## Your objective:
Report the number of lines where the string "screenshot" occurs, and write nothing else.

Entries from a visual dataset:

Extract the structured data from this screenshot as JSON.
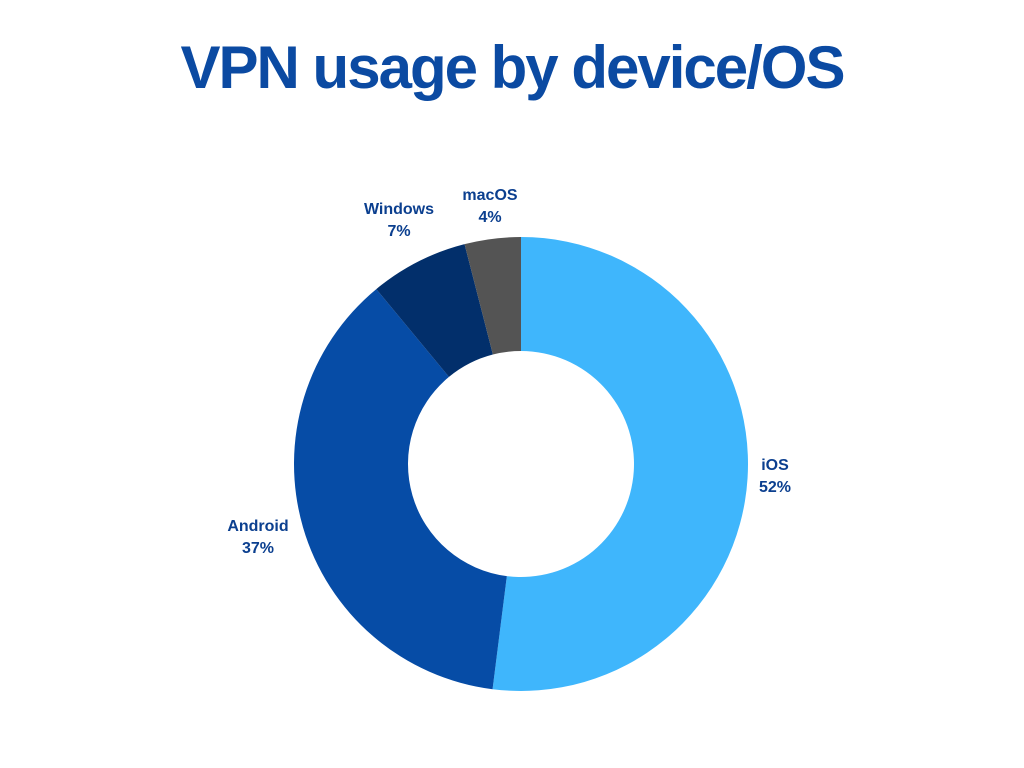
{
  "chart_data": {
    "type": "pie",
    "title": "VPN usage by device/OS",
    "categories": [
      "iOS",
      "Android",
      "Windows",
      "macOS"
    ],
    "values": [
      52,
      37,
      7,
      4
    ],
    "value_labels": [
      "52%",
      "37%",
      "7%",
      "4%"
    ],
    "unit": "%",
    "donut": true,
    "colors": [
      "#3fb6fc",
      "#064ca6",
      "#022f6b",
      "#545454"
    ],
    "label_color": "#0b3f8f"
  },
  "colors": {
    "title": "#0b4aa2",
    "background": "#ffffff"
  }
}
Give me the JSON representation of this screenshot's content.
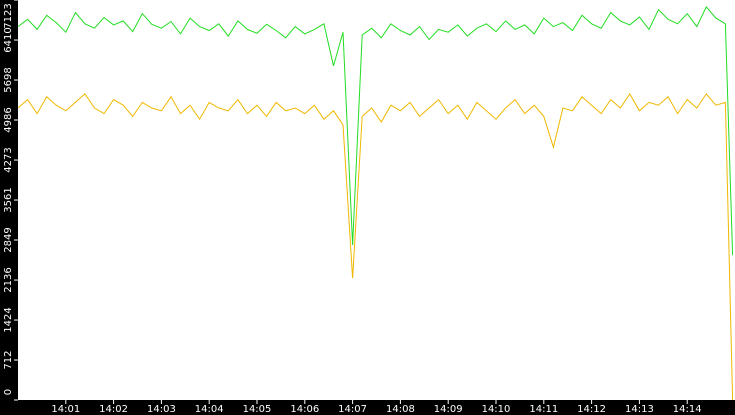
{
  "chart_data": {
    "type": "line",
    "x": [
      0,
      0.2,
      0.4,
      0.6,
      0.8,
      1,
      1.2,
      1.4,
      1.6,
      1.8,
      2,
      2.2,
      2.4,
      2.6,
      2.8,
      3,
      3.2,
      3.4,
      3.6,
      3.8,
      4,
      4.2,
      4.4,
      4.6,
      4.8,
      5,
      5.2,
      5.4,
      5.6,
      5.8,
      6,
      6.2,
      6.4,
      6.6,
      6.8,
      7,
      7.2,
      7.4,
      7.6,
      7.8,
      8,
      8.2,
      8.4,
      8.6,
      8.8,
      9,
      9.2,
      9.4,
      9.6,
      9.8,
      10,
      10.2,
      10.4,
      10.6,
      10.8,
      11,
      11.2,
      11.4,
      11.6,
      11.8,
      12,
      12.2,
      12.4,
      12.6,
      12.8,
      13,
      13.2,
      13.4,
      13.6,
      13.8,
      14,
      14.2,
      14.4,
      14.6,
      14.8,
      14.95
    ],
    "series": [
      {
        "color": "#22dd22",
        "values": [
          6650,
          6780,
          6600,
          6850,
          6720,
          6550,
          6900,
          6700,
          6620,
          6810,
          6680,
          6750,
          6560,
          6880,
          6690,
          6620,
          6740,
          6520,
          6800,
          6650,
          6580,
          6700,
          6480,
          6750,
          6600,
          6530,
          6690,
          6580,
          6450,
          6650,
          6520,
          6600,
          6700,
          5950,
          6550,
          2760,
          6500,
          6620,
          6450,
          6700,
          6580,
          6500,
          6650,
          6420,
          6600,
          6550,
          6680,
          6480,
          6620,
          6700,
          6560,
          6750,
          6600,
          6680,
          6520,
          6800,
          6650,
          6720,
          6580,
          6850,
          6700,
          6620,
          6900,
          6750,
          6680,
          6820,
          6600,
          6950,
          6780,
          6700,
          6880,
          6650,
          7000,
          6800,
          6700,
          2580
        ]
      },
      {
        "color": "#f0b800",
        "values": [
          5200,
          5350,
          5100,
          5400,
          5250,
          5150,
          5300,
          5450,
          5200,
          5100,
          5350,
          5250,
          5050,
          5300,
          5200,
          5150,
          5400,
          5100,
          5250,
          5000,
          5300,
          5200,
          5150,
          5350,
          5100,
          5250,
          5050,
          5300,
          5150,
          5200,
          5100,
          5250,
          5000,
          5150,
          4900,
          2170,
          5050,
          5200,
          4950,
          5250,
          5150,
          5300,
          5050,
          5200,
          5350,
          5100,
          5250,
          5000,
          5300,
          5150,
          5000,
          5200,
          5350,
          5100,
          5250,
          5050,
          4500,
          5200,
          5150,
          5400,
          5250,
          5100,
          5350,
          5200,
          5450,
          5150,
          5300,
          5250,
          5400,
          5100,
          5350,
          5200,
          5450,
          5250,
          5300,
          0
        ]
      }
    ],
    "xlim": [
      0,
      15
    ],
    "xticks": [
      {
        "value": 1,
        "label": "14:01"
      },
      {
        "value": 2,
        "label": "14:02"
      },
      {
        "value": 3,
        "label": "14:03"
      },
      {
        "value": 4,
        "label": "14:04"
      },
      {
        "value": 5,
        "label": "14:05"
      },
      {
        "value": 6,
        "label": "14:06"
      },
      {
        "value": 7,
        "label": "14:07"
      },
      {
        "value": 8,
        "label": "14:08"
      },
      {
        "value": 9,
        "label": "14:09"
      },
      {
        "value": 10,
        "label": "14:10"
      },
      {
        "value": 11,
        "label": "14:11"
      },
      {
        "value": 12,
        "label": "14:12"
      },
      {
        "value": 13,
        "label": "14:13"
      },
      {
        "value": 14,
        "label": "14:14"
      }
    ],
    "ylim": [
      0,
      7123
    ],
    "yticks": [
      0,
      712,
      1424,
      2136,
      2849,
      3561,
      4273,
      4986,
      5698,
      6410,
      7123
    ]
  }
}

## Response to the task:
2